─── Supplied records ───

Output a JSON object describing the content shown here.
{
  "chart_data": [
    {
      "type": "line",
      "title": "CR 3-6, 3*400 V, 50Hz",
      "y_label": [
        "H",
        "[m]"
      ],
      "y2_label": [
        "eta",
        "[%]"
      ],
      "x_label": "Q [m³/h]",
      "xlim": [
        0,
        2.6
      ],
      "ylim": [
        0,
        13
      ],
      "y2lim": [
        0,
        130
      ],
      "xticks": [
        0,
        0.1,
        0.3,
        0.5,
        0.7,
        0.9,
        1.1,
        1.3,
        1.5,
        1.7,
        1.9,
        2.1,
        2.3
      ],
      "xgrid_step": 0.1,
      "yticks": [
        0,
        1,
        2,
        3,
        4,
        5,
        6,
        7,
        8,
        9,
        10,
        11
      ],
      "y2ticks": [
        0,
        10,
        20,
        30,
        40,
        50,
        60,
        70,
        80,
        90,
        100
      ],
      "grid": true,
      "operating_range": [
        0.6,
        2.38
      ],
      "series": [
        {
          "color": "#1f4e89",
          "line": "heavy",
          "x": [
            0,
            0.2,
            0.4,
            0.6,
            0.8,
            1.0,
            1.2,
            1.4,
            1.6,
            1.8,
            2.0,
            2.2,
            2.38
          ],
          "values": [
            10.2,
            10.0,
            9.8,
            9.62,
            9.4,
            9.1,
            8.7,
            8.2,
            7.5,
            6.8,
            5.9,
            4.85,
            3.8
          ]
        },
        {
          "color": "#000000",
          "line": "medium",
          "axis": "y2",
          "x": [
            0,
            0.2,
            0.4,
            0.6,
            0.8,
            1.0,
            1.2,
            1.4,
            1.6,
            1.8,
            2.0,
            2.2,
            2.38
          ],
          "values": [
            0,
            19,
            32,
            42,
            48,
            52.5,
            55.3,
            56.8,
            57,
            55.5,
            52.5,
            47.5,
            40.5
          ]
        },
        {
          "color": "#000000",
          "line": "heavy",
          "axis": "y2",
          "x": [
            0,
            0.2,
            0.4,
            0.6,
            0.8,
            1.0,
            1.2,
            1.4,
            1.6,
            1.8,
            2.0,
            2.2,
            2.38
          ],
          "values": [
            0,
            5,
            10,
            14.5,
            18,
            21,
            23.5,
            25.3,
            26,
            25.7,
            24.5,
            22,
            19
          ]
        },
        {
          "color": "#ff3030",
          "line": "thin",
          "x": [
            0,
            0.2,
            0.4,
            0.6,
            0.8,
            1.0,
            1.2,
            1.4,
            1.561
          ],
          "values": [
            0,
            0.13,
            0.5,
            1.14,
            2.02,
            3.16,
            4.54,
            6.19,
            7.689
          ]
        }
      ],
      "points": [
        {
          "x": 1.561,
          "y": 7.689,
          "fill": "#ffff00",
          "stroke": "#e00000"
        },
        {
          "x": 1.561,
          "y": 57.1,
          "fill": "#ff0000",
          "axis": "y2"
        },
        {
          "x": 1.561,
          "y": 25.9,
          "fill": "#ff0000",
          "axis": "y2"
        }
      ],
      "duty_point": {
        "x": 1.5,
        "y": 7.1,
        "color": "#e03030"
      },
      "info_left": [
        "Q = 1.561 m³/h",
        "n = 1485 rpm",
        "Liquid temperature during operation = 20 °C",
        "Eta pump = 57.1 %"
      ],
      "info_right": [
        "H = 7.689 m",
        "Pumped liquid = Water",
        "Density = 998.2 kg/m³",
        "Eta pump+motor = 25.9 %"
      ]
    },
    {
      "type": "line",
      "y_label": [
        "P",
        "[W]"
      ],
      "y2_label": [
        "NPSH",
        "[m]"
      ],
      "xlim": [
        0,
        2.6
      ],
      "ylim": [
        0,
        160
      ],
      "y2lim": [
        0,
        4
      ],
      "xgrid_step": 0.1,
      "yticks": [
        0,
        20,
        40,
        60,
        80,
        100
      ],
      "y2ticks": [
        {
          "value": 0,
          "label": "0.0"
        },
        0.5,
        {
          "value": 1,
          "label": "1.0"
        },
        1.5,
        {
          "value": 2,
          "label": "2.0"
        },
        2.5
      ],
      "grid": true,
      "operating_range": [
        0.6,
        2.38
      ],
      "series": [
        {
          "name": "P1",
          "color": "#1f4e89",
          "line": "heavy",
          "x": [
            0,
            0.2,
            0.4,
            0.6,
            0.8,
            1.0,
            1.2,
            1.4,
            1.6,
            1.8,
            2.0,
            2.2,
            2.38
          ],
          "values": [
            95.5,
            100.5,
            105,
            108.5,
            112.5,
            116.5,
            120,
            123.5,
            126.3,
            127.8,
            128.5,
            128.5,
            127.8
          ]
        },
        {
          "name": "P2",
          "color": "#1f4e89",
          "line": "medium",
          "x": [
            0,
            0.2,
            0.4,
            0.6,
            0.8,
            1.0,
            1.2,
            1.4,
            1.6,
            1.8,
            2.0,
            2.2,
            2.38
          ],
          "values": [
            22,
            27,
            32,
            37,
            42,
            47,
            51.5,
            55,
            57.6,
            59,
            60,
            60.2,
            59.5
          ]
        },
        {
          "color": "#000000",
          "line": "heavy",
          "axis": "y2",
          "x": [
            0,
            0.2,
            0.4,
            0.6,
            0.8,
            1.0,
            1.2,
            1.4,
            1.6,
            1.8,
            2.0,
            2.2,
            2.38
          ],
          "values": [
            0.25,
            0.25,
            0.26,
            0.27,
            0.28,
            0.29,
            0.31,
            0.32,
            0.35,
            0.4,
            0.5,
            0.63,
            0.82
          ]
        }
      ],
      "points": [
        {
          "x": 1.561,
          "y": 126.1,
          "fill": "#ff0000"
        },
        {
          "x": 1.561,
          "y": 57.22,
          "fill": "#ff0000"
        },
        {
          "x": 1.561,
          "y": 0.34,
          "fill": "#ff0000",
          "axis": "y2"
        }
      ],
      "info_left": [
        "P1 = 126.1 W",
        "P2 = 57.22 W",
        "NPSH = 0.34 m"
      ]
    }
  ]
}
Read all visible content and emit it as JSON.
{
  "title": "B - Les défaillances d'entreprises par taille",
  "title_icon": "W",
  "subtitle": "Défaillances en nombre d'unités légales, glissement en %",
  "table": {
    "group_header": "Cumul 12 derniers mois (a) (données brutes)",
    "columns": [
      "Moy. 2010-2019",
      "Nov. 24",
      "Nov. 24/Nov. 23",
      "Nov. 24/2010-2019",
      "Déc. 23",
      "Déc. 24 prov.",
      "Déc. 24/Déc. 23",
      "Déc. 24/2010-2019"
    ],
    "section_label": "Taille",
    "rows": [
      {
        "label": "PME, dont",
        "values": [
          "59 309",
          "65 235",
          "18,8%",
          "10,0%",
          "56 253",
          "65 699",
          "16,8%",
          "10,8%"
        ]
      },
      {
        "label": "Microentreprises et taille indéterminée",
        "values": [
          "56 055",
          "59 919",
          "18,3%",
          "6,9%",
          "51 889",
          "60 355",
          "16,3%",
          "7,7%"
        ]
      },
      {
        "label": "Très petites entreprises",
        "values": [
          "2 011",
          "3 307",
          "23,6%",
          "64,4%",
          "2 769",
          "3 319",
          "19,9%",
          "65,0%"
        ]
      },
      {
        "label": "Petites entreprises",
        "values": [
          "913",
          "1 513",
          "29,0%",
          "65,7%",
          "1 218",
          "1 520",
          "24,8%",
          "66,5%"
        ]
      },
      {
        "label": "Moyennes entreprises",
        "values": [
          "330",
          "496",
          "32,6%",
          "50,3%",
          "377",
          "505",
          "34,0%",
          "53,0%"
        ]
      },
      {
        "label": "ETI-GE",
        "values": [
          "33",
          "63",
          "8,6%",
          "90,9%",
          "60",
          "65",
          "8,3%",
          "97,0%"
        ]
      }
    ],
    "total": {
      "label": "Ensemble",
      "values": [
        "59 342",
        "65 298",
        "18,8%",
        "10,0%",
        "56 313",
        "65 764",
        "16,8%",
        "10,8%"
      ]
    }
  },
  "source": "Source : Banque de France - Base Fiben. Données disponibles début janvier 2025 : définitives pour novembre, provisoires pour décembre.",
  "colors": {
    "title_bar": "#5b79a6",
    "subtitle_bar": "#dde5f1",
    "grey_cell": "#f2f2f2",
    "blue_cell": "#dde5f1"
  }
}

───

:: Direction ::
Find every line in the entries that includes the word "JSON", then state how many there are and nothing else.

:: Solution ::
2